#### [WHAT YOU HAVE TO DO]
Restate the data exactly as given and keep the pictures out.

#### [ROWS]
::::

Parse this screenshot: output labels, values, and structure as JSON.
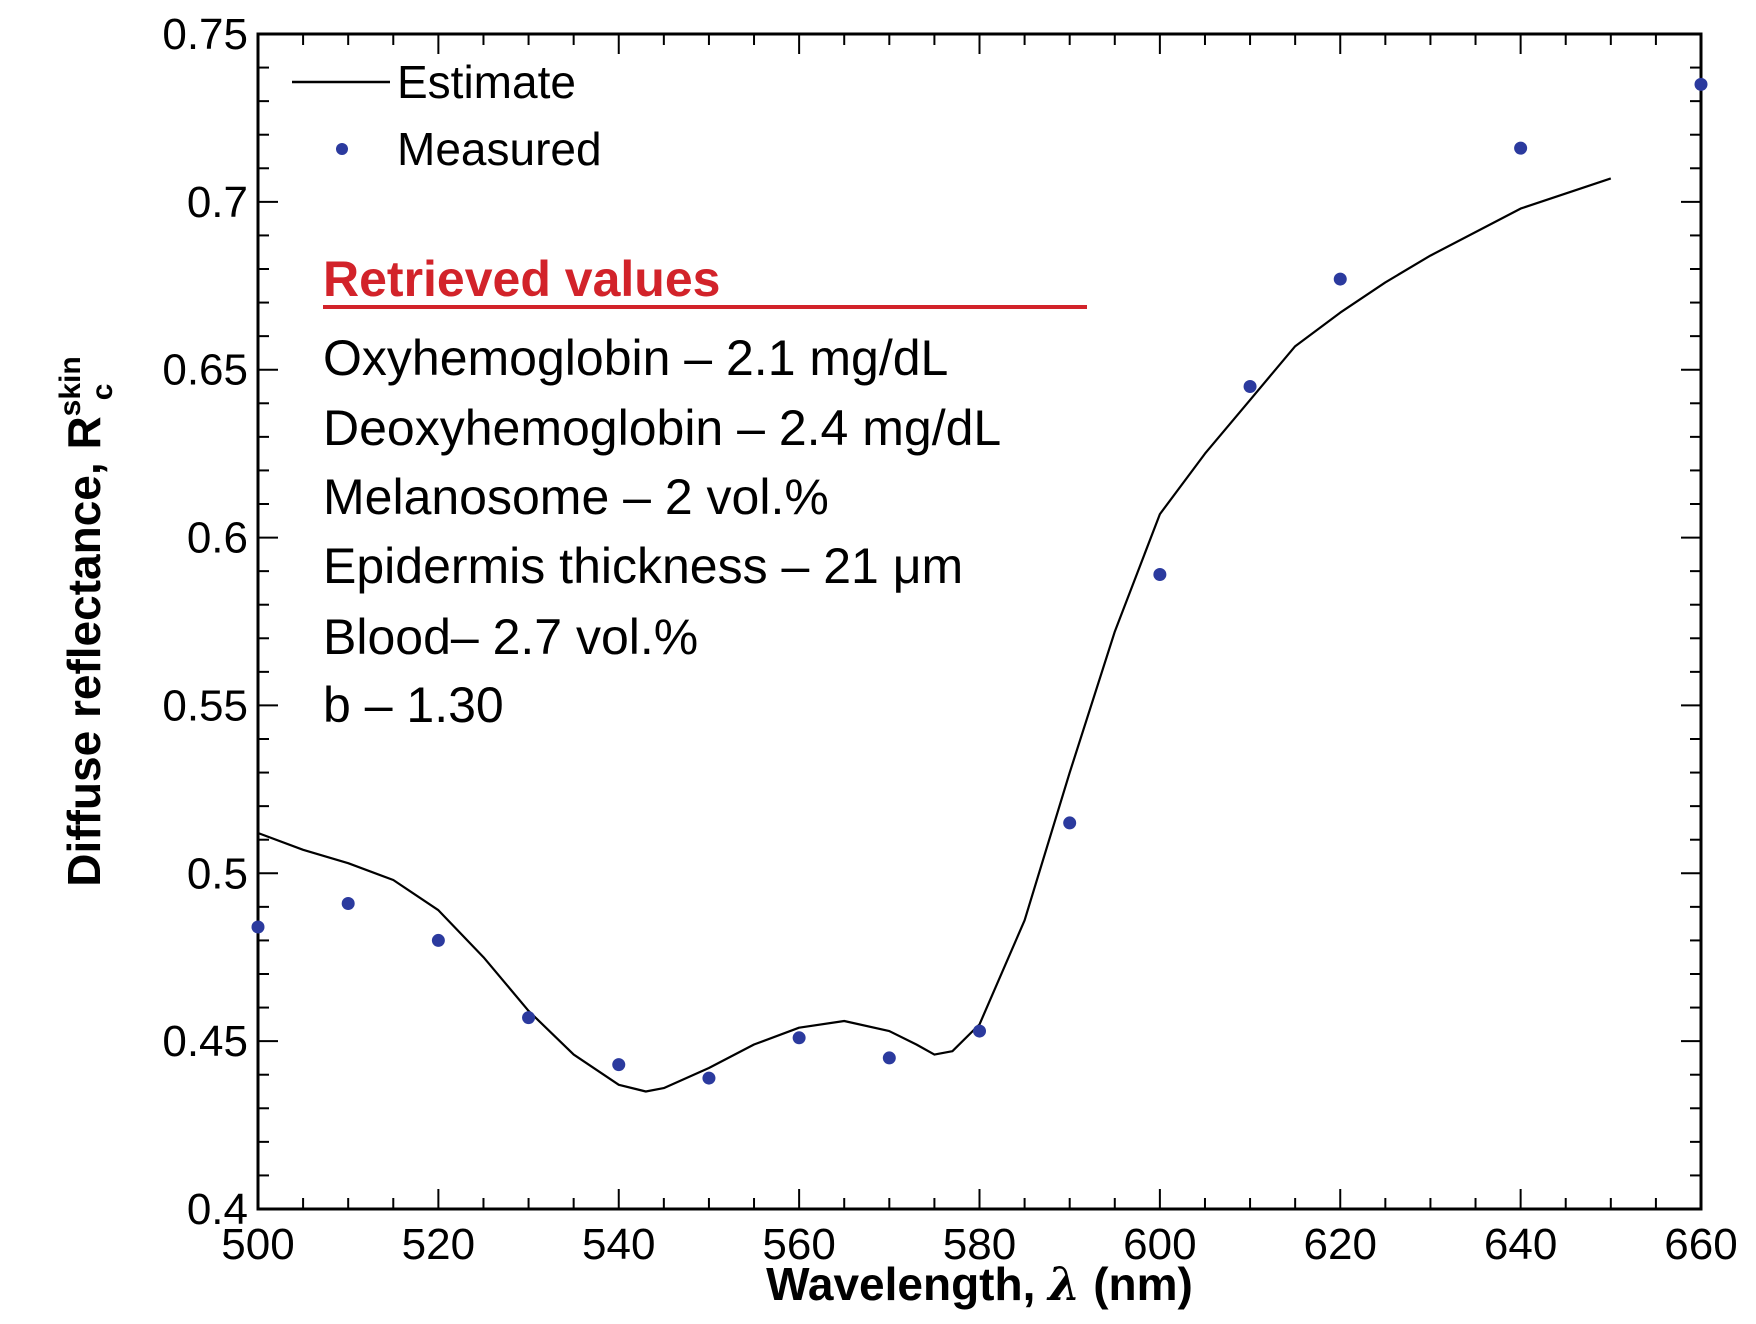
{
  "chart_data": {
    "type": "line",
    "xlabel_main": "Wavelength, ",
    "xlabel_symbol": "λ",
    "xlabel_unit": " (nm)",
    "ylabel_main": "Diffuse reflectance, R",
    "ylabel_sup": "skin",
    "ylabel_sub": "c",
    "xlim": [
      500,
      660
    ],
    "ylim": [
      0.4,
      0.75
    ],
    "x_ticks": [
      "500",
      "520",
      "540",
      "560",
      "580",
      "600",
      "620",
      "640",
      "660"
    ],
    "y_ticks": [
      "0.4",
      "0.45",
      "0.5",
      "0.55",
      "0.6",
      "0.65",
      "0.7",
      "0.75"
    ],
    "legend": {
      "position": "top-left",
      "items": [
        "Estimate",
        "Measured"
      ]
    },
    "series": [
      {
        "name": "Estimate",
        "kind": "line",
        "color": "#000000",
        "x": [
          500,
          505,
          510,
          515,
          520,
          525,
          530,
          535,
          540,
          543,
          545,
          550,
          555,
          560,
          565,
          570,
          573,
          575,
          577,
          580,
          585,
          590,
          595,
          600,
          605,
          610,
          615,
          620,
          625,
          630,
          640,
          650
        ],
        "y": [
          0.512,
          0.507,
          0.503,
          0.498,
          0.489,
          0.475,
          0.459,
          0.446,
          0.437,
          0.435,
          0.436,
          0.442,
          0.449,
          0.454,
          0.456,
          0.453,
          0.449,
          0.446,
          0.447,
          0.455,
          0.486,
          0.53,
          0.572,
          0.607,
          0.625,
          0.641,
          0.657,
          0.667,
          0.676,
          0.684,
          0.698,
          0.707
        ]
      },
      {
        "name": "Measured",
        "kind": "scatter",
        "color": "#2b3a9e",
        "x": [
          500,
          510,
          520,
          530,
          540,
          550,
          560,
          570,
          580,
          590,
          600,
          610,
          620,
          640,
          660
        ],
        "y": [
          0.484,
          0.491,
          0.48,
          0.457,
          0.443,
          0.439,
          0.451,
          0.445,
          0.453,
          0.515,
          0.589,
          0.645,
          0.677,
          0.716,
          0.735
        ]
      }
    ],
    "annotation": {
      "heading": "Retrieved values",
      "lines": [
        "Oxyhemoglobin – 2.1 mg/dL",
        "Deoxyhemoglobin – 2.4 mg/dL",
        "Melanosome – 2 vol.%",
        "Epidermis thickness – 21 μm",
        "Blood– 2.7 vol.%",
        "b – 1.30"
      ],
      "heading_color": "#d2232a"
    }
  }
}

::::

#### [WORKED ANSWER]
Parse this screenshot: output labels, values, and structure as JSON.
{
  "chart_data": {
    "type": "line",
    "xlabel_main": "Wavelength, ",
    "xlabel_symbol": "λ",
    "xlabel_unit": " (nm)",
    "ylabel_main": "Diffuse reflectance, R",
    "ylabel_sup": "skin",
    "ylabel_sub": "c",
    "xlim": [
      500,
      660
    ],
    "ylim": [
      0.4,
      0.75
    ],
    "x_ticks": [
      "500",
      "520",
      "540",
      "560",
      "580",
      "600",
      "620",
      "640",
      "660"
    ],
    "y_ticks": [
      "0.4",
      "0.45",
      "0.5",
      "0.55",
      "0.6",
      "0.65",
      "0.7",
      "0.75"
    ],
    "legend": {
      "position": "top-left",
      "items": [
        "Estimate",
        "Measured"
      ]
    },
    "series": [
      {
        "name": "Estimate",
        "kind": "line",
        "color": "#000000",
        "x": [
          500,
          505,
          510,
          515,
          520,
          525,
          530,
          535,
          540,
          543,
          545,
          550,
          555,
          560,
          565,
          570,
          573,
          575,
          577,
          580,
          585,
          590,
          595,
          600,
          605,
          610,
          615,
          620,
          625,
          630,
          640,
          650
        ],
        "y": [
          0.512,
          0.507,
          0.503,
          0.498,
          0.489,
          0.475,
          0.459,
          0.446,
          0.437,
          0.435,
          0.436,
          0.442,
          0.449,
          0.454,
          0.456,
          0.453,
          0.449,
          0.446,
          0.447,
          0.455,
          0.486,
          0.53,
          0.572,
          0.607,
          0.625,
          0.641,
          0.657,
          0.667,
          0.676,
          0.684,
          0.698,
          0.707
        ]
      },
      {
        "name": "Measured",
        "kind": "scatter",
        "color": "#2b3a9e",
        "x": [
          500,
          510,
          520,
          530,
          540,
          550,
          560,
          570,
          580,
          590,
          600,
          610,
          620,
          640,
          660
        ],
        "y": [
          0.484,
          0.491,
          0.48,
          0.457,
          0.443,
          0.439,
          0.451,
          0.445,
          0.453,
          0.515,
          0.589,
          0.645,
          0.677,
          0.716,
          0.735
        ]
      }
    ],
    "annotation": {
      "heading": "Retrieved values",
      "lines": [
        "Oxyhemoglobin – 2.1 mg/dL",
        "Deoxyhemoglobin – 2.4 mg/dL",
        "Melanosome – 2 vol.%",
        "Epidermis thickness – 21 μm",
        "Blood– 2.7 vol.%",
        "b – 1.30"
      ],
      "heading_color": "#d2232a"
    }
  }
}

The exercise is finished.